## [WHAT YOU HAVE TO DO]
Each entry that follows is to be retyped exactly. Pictures do not belong in the copy.

═══

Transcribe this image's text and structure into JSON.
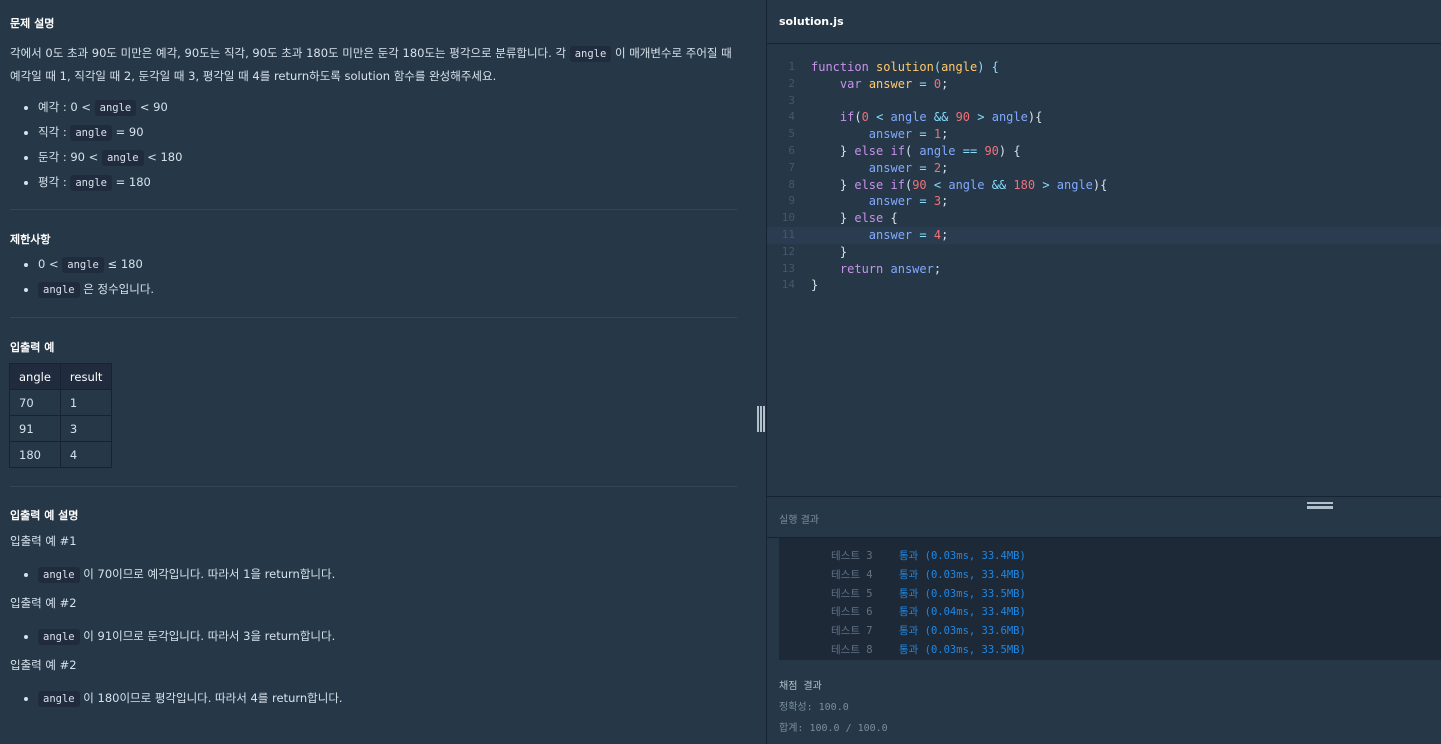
{
  "problem": {
    "title": "문제 설명",
    "desc_part1": "각에서 0도 초과 90도 미만은 예각, 90도는 직각, 90도 초과 180도 미만은 둔각 180도는 평각으로 분류합니다. 각",
    "desc_code": "angle",
    "desc_part2": "이 매개변수로 주어질 때",
    "desc_line2": "예각일 때 1, 직각일 때 2, 둔각일 때 3, 평각일 때 4를 return하도록 solution 함수를 완성해주세요.",
    "bullets": [
      {
        "label": "예각 : 0 <",
        "code": "angle",
        "after": "< 90"
      },
      {
        "label": "직각 :",
        "code": "angle",
        "after": "= 90"
      },
      {
        "label": "둔각 : 90 <",
        "code": "angle",
        "after": "< 180"
      },
      {
        "label": "평각 :",
        "code": "angle",
        "after": "= 180"
      }
    ]
  },
  "constraints": {
    "title": "제한사항",
    "item1_pre": "0 <",
    "item1_code": "angle",
    "item1_post": "≤ 180",
    "item2_code": "angle",
    "item2_post": "은 정수입니다."
  },
  "io_example": {
    "title": "입출력 예",
    "headers": [
      "angle",
      "result"
    ],
    "rows": [
      [
        "70",
        "1"
      ],
      [
        "91",
        "3"
      ],
      [
        "180",
        "4"
      ]
    ]
  },
  "io_explain": {
    "title": "입출력 예 설명",
    "ex1_title": "입출력 예 #1",
    "ex1_code": "angle",
    "ex1_text": "이 70이므로 예각입니다. 따라서 1을 return합니다.",
    "ex2_title": "입출력 예 #2",
    "ex2_code": "angle",
    "ex2_text": "이 91이므로 둔각입니다. 따라서 3을 return합니다.",
    "ex3_title": "입출력 예 #2",
    "ex3_code": "angle",
    "ex3_text": "이 180이므로 평각입니다. 따라서 4를 return합니다."
  },
  "editor": {
    "filename": "solution.js",
    "line_numbers": [
      "1",
      "2",
      "3",
      "4",
      "5",
      "6",
      "7",
      "8",
      "9",
      "10",
      "11",
      "12",
      "13",
      "14"
    ],
    "active_line": 11
  },
  "results_panel": {
    "title": "실행 결과",
    "rows": [
      {
        "label": "테스트 3",
        "value": "통과 (0.03ms, 33.4MB)"
      },
      {
        "label": "테스트 4",
        "value": "통과 (0.03ms, 33.4MB)"
      },
      {
        "label": "테스트 5",
        "value": "통과 (0.03ms, 33.5MB)"
      },
      {
        "label": "테스트 6",
        "value": "통과 (0.04ms, 33.4MB)"
      },
      {
        "label": "테스트 7",
        "value": "통과 (0.03ms, 33.6MB)"
      },
      {
        "label": "테스트 8",
        "value": "통과 (0.03ms, 33.5MB)"
      }
    ],
    "score_title": "채점 결과",
    "accuracy": "정확성: 100.0",
    "total": "합계: 100.0 / 100.0"
  },
  "colors": {
    "background": "#263747",
    "code_bg": "#202b3d",
    "pass": "#1e88e5"
  }
}
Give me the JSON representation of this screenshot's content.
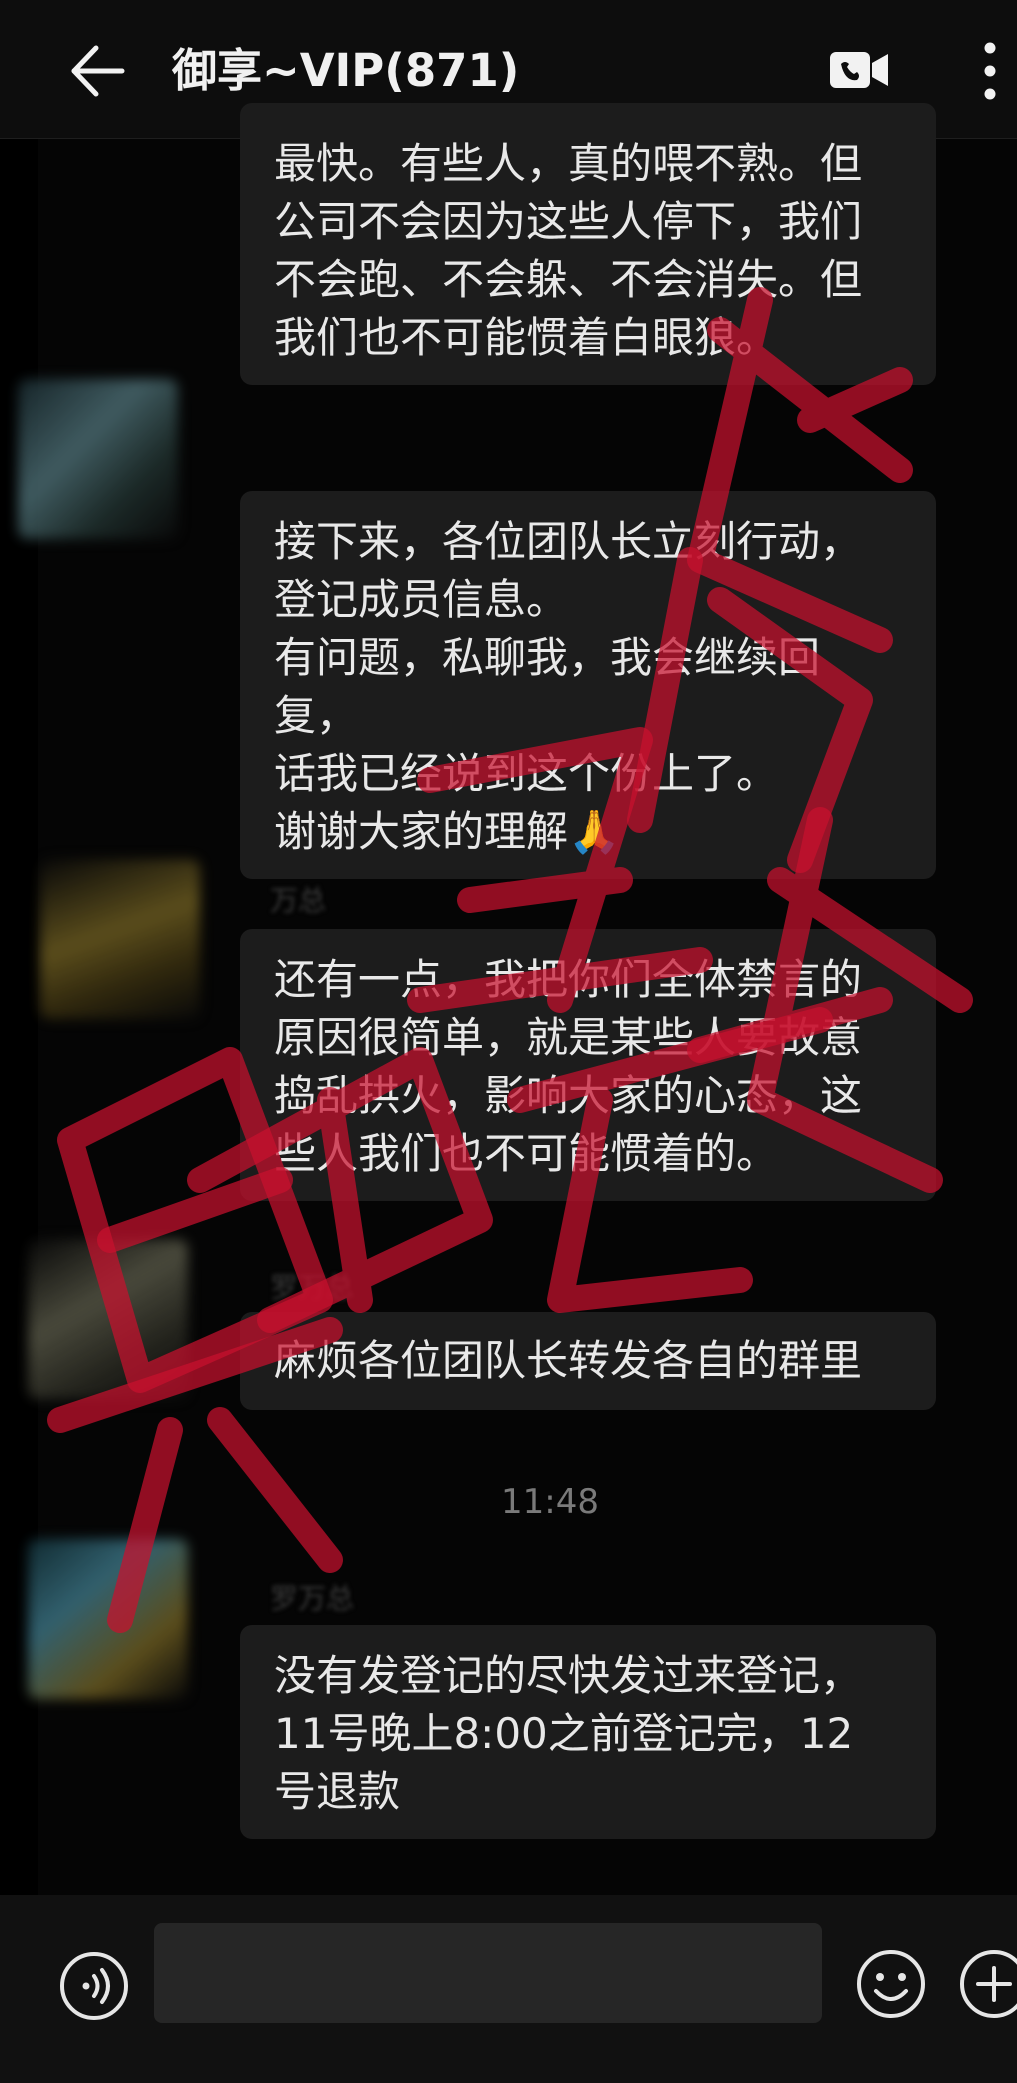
{
  "header": {
    "title": "御享~VIP(871)",
    "back_icon": "arrow-left-icon",
    "video_icon": "video-call-icon",
    "more_icon": "more-vertical-icon"
  },
  "messages": [
    {
      "text": "最快。有些人，真的喂不熟。但\n公司不会因为这些人停下，我们\n不会跑、不会躲、不会消失。但\n我们也不可能惯着白眼狼。"
    },
    {
      "text": "接下来，各位团队长立刻行动，\n登记成员信息。\n有问题，私聊我，我会继续回复，\n话我已经说到这个份上了。\n谢谢大家的理解🙏"
    },
    {
      "sender": "万总",
      "text": "还有一点，我把你们全体禁言的\n原因很简单，就是某些人要故意\n捣乱拱火，影响大家的心态，这\n些人我们也不可能惯着的。"
    },
    {
      "sender": "罗万总",
      "text": "麻烦各位团队长转发各自的群里"
    },
    {
      "sender": "罗万总",
      "text": "没有发登记的尽快发过来登记，\n11号晚上8:00之前登记完，12\n号退款"
    }
  ],
  "timestamp": "11:48",
  "watermark": {
    "text_line1": "骗子",
    "text_line2": "果断",
    "color": "#c8102e"
  },
  "input_bar": {
    "voice_icon": "voice-input-icon",
    "emoji_icon": "emoji-icon",
    "plus_icon": "plus-icon",
    "placeholder": ""
  },
  "colors": {
    "background": "#000000",
    "bubble": "#1c1c1c",
    "text": "#e8e8e8"
  }
}
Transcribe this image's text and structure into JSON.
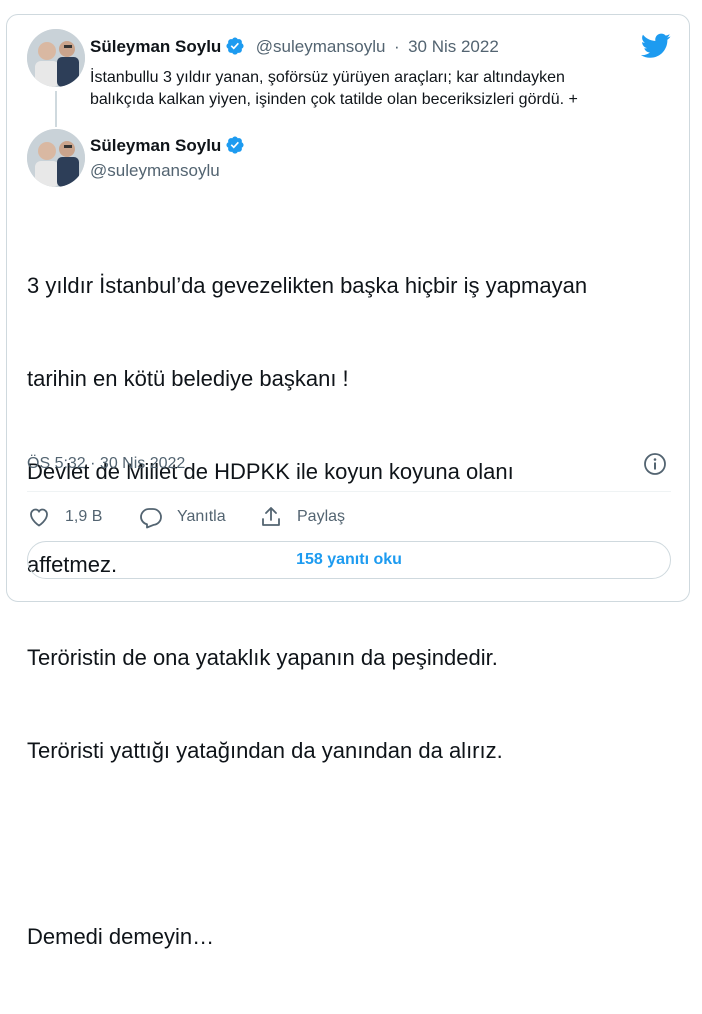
{
  "quoted_tweet": {
    "display_name": "Süleyman Soylu",
    "handle": "@suleymansoylu",
    "separator": "·",
    "date": "30 Nis 2022",
    "text_line1": "İstanbullu 3 yıldır yanan, şoförsüz yürüyen araçları; kar altındayken",
    "text_line2": "balıkçıda kalkan yiyen, işinden çok tatilde olan beceriksizleri gördü. +"
  },
  "main_tweet": {
    "display_name": "Süleyman Soylu",
    "handle": "@suleymansoylu",
    "lines": [
      "3 yıldır İstanbul’da gevezelikten başka hiçbir iş yapmayan",
      "tarihin en kötü belediye başkanı !",
      "Devlet de Millet de HDPKK ile koyun koyuna olanı",
      "affetmez.",
      "Teröristin de ona yataklık yapanın da peşindedir.",
      "Teröristi yattığı yatağından da yanından da alırız.",
      "",
      "Demedi demeyin…"
    ],
    "timestamp": "ÖS 5:32 · 30 Nis 2022"
  },
  "actions": {
    "like_count": "1,9 B",
    "reply_label": "Yanıtla",
    "share_label": "Paylaş"
  },
  "replies_button": "158 yanıtı oku",
  "icons": {
    "brand": "twitter-bird-icon",
    "verified": "verified-badge-icon",
    "info": "info-icon",
    "like": "heart-icon",
    "reply": "reply-bubble-icon",
    "share": "share-icon"
  },
  "colors": {
    "accent": "#1d9bf0",
    "text": "#0f1419",
    "muted": "#536471",
    "border": "#cfd9de"
  }
}
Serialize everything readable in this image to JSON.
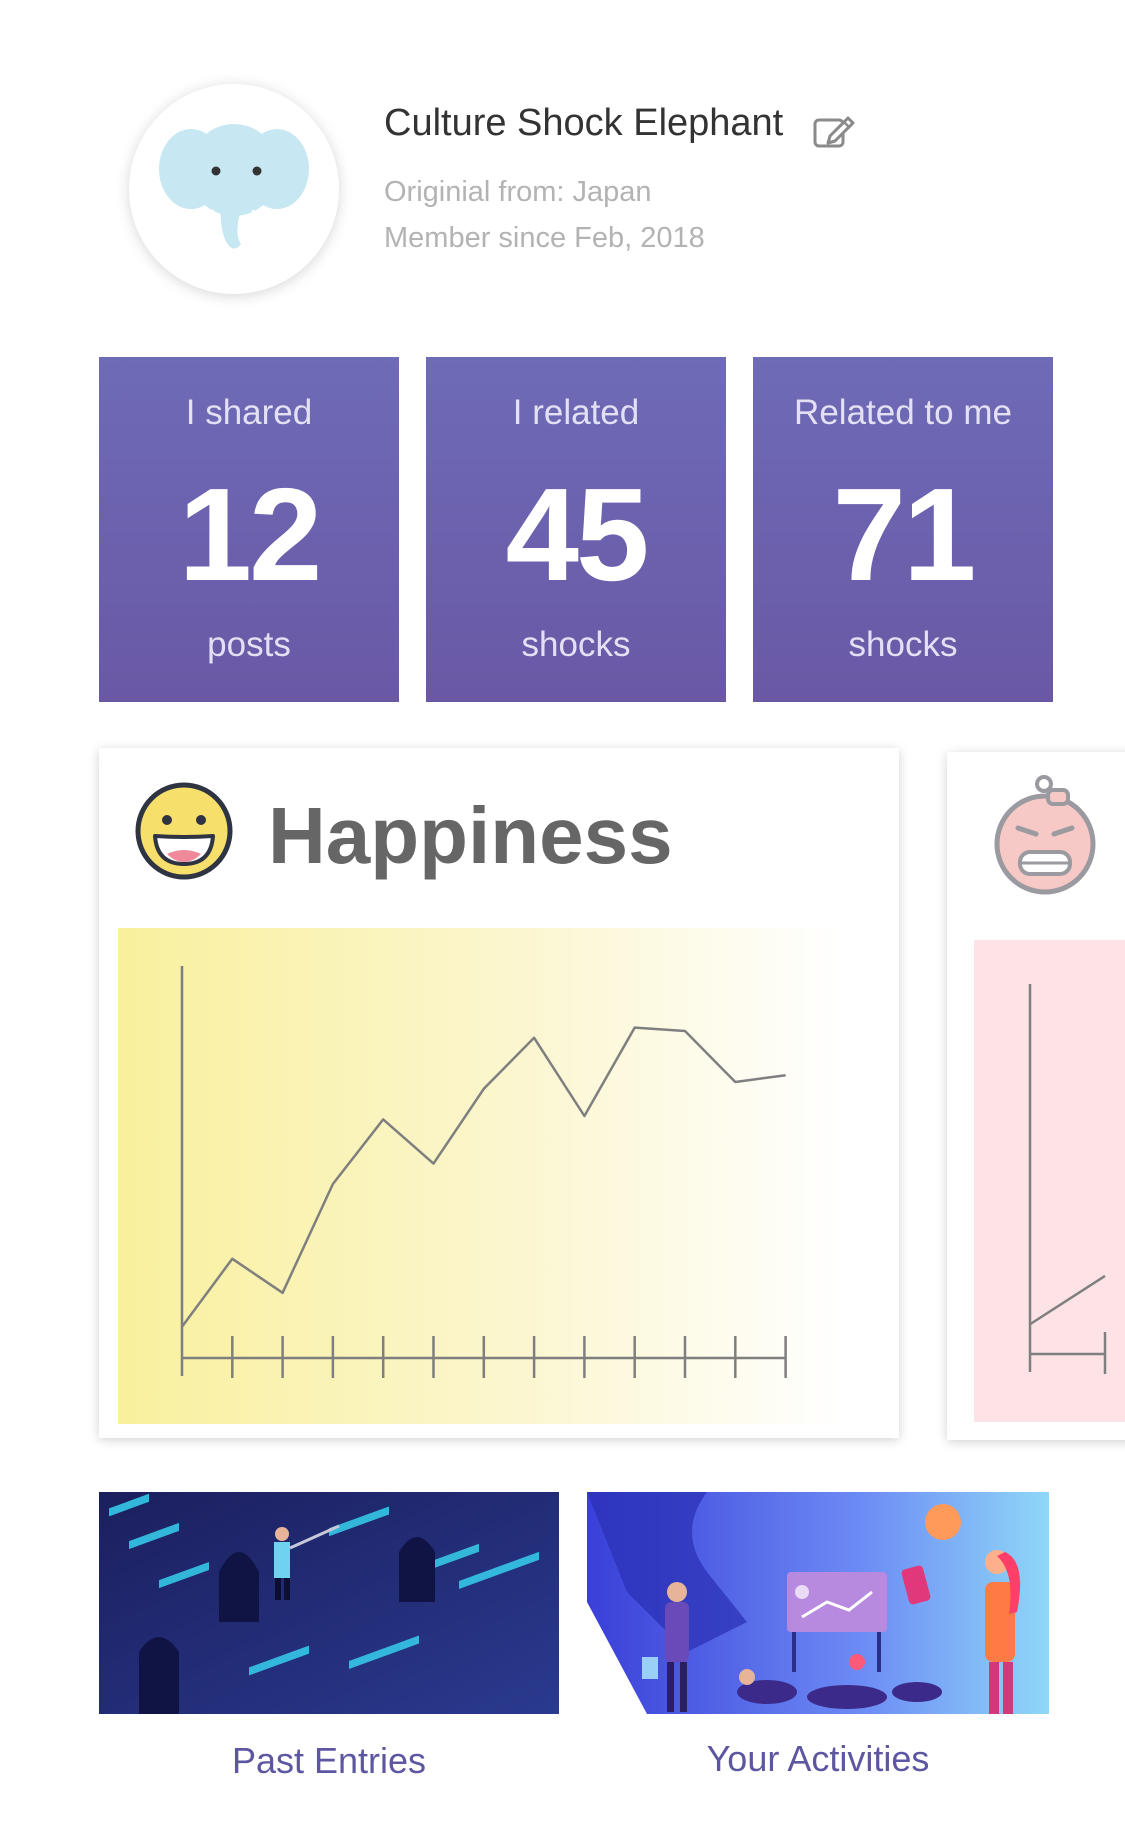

═══

## [THE COMPLETED TASK]
Transcribe this image's text and structure into JSON.
{
  "problem": {
    "title": "문제 설명",
    "desc_part1": "각에서 0도 초과 90도 미만은 예각, 90도는 직각, 90도 초과 180도 미만은 둔각 180도는 평각으로 분류합니다. 각",
    "desc_code": "angle",
    "desc_part2": "이 매개변수로 주어질 때",
    "desc_line2": "예각일 때 1, 직각일 때 2, 둔각일 때 3, 평각일 때 4를 return하도록 solution 함수를 완성해주세요.",
    "bullets": [
      {
        "label": "예각 : 0 <",
        "code": "angle",
        "after": "< 90"
      },
      {
        "label": "직각 :",
        "code": "angle",
        "after": "= 90"
      },
      {
        "label": "둔각 : 90 <",
        "code": "angle",
        "after": "< 180"
      },
      {
        "label": "평각 :",
        "code": "angle",
        "after": "= 180"
      }
    ]
  },
  "constraints": {
    "title": "제한사항",
    "item1_pre": "0 <",
    "item1_code": "angle",
    "item1_post": "≤ 180",
    "item2_code": "angle",
    "item2_post": "은 정수입니다."
  },
  "io_example": {
    "title": "입출력 예",
    "headers": [
      "angle",
      "result"
    ],
    "rows": [
      [
        "70",
        "1"
      ],
      [
        "91",
        "3"
      ],
      [
        "180",
        "4"
      ]
    ]
  },
  "io_explain": {
    "title": "입출력 예 설명",
    "ex1_title": "입출력 예 #1",
    "ex1_code": "angle",
    "ex1_text": "이 70이므로 예각입니다. 따라서 1을 return합니다.",
    "ex2_title": "입출력 예 #2",
    "ex2_code": "angle",
    "ex2_text": "이 91이므로 둔각입니다. 따라서 3을 return합니다.",
    "ex3_title": "입출력 예 #2",
    "ex3_code": "angle",
    "ex3_text": "이 180이므로 평각입니다. 따라서 4를 return합니다."
  },
  "editor": {
    "filename": "solution.js",
    "line_numbers": [
      "1",
      "2",
      "3",
      "4",
      "5",
      "6",
      "7",
      "8",
      "9",
      "10",
      "11",
      "12",
      "13",
      "14"
    ],
    "active_line": 11
  },
  "results_panel": {
    "title": "실행 결과",
    "rows": [
      {
        "label": "테스트 3",
        "value": "통과 (0.03ms, 33.4MB)"
      },
      {
        "label": "테스트 4",
        "value": "통과 (0.03ms, 33.4MB)"
      },
      {
        "label": "테스트 5",
        "value": "통과 (0.03ms, 33.5MB)"
      },
      {
        "label": "테스트 6",
        "value": "통과 (0.04ms, 33.4MB)"
      },
      {
        "label": "테스트 7",
        "value": "통과 (0.03ms, 33.6MB)"
      },
      {
        "label": "테스트 8",
        "value": "통과 (0.03ms, 33.5MB)"
      }
    ],
    "score_title": "채점 결과",
    "accuracy": "정확성: 100.0",
    "total": "합계: 100.0 / 100.0"
  },
  "colors": {
    "background": "#263747",
    "code_bg": "#202b3d",
    "pass": "#1e88e5"
  }
}
Give me the JSON representation of this screenshot's content.
{
  "header": {
    "title": "御享~VIP(871)",
    "back_icon": "arrow-left-icon",
    "video_icon": "video-call-icon",
    "more_icon": "more-vertical-icon"
  },
  "messages": [
    {
      "text": "最快。有些人，真的喂不熟。但\n公司不会因为这些人停下，我们\n不会跑、不会躲、不会消失。但\n我们也不可能惯着白眼狼。"
    },
    {
      "text": "接下来，各位团队长立刻行动，\n登记成员信息。\n有问题，私聊我，我会继续回复，\n话我已经说到这个份上了。\n谢谢大家的理解🙏"
    },
    {
      "sender": "万总",
      "text": "还有一点，我把你们全体禁言的\n原因很简单，就是某些人要故意\n捣乱拱火，影响大家的心态，这\n些人我们也不可能惯着的。"
    },
    {
      "sender": "罗万总",
      "text": "麻烦各位团队长转发各自的群里"
    },
    {
      "sender": "罗万总",
      "text": "没有发登记的尽快发过来登记，\n11号晚上8:00之前登记完，12\n号退款"
    }
  ],
  "timestamp": "11:48",
  "watermark": {
    "text_line1": "骗子",
    "text_line2": "果断",
    "color": "#c8102e"
  },
  "input_bar": {
    "voice_icon": "voice-input-icon",
    "emoji_icon": "emoji-icon",
    "plus_icon": "plus-icon",
    "placeholder": ""
  },
  "colors": {
    "background": "#000000",
    "bubble": "#1c1c1c",
    "text": "#e8e8e8"
  }
}
Transcribe this image's text and structure into JSON.
{
  "quoted_tweet": {
    "display_name": "Süleyman Soylu",
    "handle": "@suleymansoylu",
    "separator": "·",
    "date": "30 Nis 2022",
    "text_line1": "İstanbullu 3 yıldır yanan, şoförsüz yürüyen araçları; kar altındayken",
    "text_line2": "balıkçıda kalkan yiyen, işinden çok tatilde olan beceriksizleri gördü. +"
  },
  "main_tweet": {
    "display_name": "Süleyman Soylu",
    "handle": "@suleymansoylu",
    "lines": [
      "3 yıldır İstanbul’da gevezelikten başka hiçbir iş yapmayan",
      "tarihin en kötü belediye başkanı !",
      "Devlet de Millet de HDPKK ile koyun koyuna olanı",
      "affetmez.",
      "Teröristin de ona yataklık yapanın da peşindedir.",
      "Teröristi yattığı yatağından da yanından da alırız.",
      "",
      "Demedi demeyin…"
    ],
    "timestamp": "ÖS 5:32 · 30 Nis 2022"
  },
  "actions": {
    "like_count": "1,9 B",
    "reply_label": "Yanıtla",
    "share_label": "Paylaş"
  },
  "replies_button": "158 yanıtı oku",
  "icons": {
    "brand": "twitter-bird-icon",
    "verified": "verified-badge-icon",
    "info": "info-icon",
    "like": "heart-icon",
    "reply": "reply-bubble-icon",
    "share": "share-icon"
  },
  "colors": {
    "accent": "#1d9bf0",
    "text": "#0f1419",
    "muted": "#536471",
    "border": "#cfd9de"
  }
}
Serialize everything readable in this image to JSON.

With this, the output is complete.